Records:

---------------

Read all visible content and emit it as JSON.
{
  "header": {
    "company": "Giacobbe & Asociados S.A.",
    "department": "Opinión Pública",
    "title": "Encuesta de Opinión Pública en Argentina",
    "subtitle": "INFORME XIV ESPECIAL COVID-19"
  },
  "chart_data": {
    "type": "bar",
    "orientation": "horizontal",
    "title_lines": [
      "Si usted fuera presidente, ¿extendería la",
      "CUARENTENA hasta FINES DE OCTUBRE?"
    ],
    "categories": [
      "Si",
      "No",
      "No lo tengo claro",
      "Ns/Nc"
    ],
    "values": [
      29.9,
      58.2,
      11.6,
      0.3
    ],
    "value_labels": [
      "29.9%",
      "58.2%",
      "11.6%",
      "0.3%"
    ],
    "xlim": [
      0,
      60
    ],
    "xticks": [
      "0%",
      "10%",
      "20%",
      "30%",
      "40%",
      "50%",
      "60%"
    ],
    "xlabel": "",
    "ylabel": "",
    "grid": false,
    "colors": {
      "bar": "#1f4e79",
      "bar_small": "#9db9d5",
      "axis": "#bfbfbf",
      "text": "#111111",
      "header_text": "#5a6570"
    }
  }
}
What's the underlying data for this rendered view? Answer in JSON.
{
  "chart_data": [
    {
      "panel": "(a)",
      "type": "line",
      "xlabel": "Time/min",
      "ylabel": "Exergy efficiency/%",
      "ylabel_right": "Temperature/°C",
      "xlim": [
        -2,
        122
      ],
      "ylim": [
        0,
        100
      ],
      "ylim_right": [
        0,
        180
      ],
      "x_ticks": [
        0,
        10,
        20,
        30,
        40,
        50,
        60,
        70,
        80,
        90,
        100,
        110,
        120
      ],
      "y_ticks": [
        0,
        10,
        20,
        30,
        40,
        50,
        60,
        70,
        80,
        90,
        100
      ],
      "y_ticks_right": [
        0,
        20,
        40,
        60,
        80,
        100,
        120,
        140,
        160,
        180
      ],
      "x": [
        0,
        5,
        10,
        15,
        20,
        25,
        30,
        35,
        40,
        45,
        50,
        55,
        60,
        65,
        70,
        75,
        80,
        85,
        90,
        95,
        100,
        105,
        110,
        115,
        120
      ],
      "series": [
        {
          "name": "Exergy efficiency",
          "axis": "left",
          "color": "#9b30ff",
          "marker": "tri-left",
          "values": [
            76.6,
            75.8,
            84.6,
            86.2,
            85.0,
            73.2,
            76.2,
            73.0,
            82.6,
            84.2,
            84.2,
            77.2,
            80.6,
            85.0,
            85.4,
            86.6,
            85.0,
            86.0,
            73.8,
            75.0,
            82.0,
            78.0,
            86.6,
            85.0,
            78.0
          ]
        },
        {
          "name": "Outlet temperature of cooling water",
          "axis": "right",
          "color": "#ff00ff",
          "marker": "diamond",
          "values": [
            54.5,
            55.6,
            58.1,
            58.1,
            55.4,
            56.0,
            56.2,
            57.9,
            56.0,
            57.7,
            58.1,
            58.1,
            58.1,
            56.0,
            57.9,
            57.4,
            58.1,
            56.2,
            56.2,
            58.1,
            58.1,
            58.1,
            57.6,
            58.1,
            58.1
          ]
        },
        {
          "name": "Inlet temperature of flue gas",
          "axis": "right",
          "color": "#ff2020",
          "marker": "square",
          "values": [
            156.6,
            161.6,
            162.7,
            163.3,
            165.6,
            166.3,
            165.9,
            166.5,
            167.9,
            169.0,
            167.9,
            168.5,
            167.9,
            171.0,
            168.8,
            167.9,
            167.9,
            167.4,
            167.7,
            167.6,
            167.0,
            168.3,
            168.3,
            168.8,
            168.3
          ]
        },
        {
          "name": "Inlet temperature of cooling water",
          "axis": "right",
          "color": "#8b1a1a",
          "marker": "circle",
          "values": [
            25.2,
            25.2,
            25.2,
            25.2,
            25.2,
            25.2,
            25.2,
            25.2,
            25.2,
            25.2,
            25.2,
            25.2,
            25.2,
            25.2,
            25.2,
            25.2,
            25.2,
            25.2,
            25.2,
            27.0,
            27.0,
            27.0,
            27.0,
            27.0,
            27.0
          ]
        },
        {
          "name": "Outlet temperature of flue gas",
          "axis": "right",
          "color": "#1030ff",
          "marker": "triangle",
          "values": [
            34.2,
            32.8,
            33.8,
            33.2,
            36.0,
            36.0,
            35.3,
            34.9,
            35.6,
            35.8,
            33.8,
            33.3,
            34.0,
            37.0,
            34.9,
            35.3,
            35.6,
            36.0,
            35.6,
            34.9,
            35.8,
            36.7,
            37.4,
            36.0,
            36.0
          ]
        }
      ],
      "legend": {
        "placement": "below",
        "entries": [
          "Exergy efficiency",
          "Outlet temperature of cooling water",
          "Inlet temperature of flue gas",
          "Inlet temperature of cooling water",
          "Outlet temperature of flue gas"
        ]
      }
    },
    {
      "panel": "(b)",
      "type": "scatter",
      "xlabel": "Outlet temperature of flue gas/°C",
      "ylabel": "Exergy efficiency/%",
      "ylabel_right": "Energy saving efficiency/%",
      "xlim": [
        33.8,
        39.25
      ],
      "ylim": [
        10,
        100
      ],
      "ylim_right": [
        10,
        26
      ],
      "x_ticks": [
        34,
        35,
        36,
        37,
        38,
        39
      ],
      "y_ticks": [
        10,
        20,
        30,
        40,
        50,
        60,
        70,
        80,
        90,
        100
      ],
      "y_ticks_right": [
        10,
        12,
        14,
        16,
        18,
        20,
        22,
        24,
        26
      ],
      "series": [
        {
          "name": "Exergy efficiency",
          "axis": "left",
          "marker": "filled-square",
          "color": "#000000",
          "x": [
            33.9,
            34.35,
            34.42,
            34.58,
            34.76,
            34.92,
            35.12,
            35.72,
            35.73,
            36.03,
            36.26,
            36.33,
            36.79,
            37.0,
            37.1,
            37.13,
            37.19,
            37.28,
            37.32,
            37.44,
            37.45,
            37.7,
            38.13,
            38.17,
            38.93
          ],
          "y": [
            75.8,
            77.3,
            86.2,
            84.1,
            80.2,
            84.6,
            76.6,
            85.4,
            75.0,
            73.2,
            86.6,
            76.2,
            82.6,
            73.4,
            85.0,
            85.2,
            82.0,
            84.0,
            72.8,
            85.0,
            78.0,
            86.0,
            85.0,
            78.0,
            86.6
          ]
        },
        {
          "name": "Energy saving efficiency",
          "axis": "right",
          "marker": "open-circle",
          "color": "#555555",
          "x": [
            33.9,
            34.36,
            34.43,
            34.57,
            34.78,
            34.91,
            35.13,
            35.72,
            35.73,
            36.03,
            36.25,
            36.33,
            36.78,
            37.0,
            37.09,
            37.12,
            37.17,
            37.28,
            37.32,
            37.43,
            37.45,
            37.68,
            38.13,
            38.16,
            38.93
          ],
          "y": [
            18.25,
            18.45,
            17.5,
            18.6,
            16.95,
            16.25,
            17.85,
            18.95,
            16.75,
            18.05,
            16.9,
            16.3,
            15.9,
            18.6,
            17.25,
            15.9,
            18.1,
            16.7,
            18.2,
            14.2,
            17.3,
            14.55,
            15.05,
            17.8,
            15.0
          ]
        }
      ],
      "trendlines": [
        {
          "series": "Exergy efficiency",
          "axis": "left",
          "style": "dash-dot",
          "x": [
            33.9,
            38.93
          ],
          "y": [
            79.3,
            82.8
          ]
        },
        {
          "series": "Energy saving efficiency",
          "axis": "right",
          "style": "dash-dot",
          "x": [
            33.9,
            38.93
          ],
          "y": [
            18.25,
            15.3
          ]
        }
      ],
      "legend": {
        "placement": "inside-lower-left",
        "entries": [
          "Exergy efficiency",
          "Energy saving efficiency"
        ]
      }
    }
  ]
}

---------------

Determine the number of lines in these entries that contain the word "square", and write only that number.

2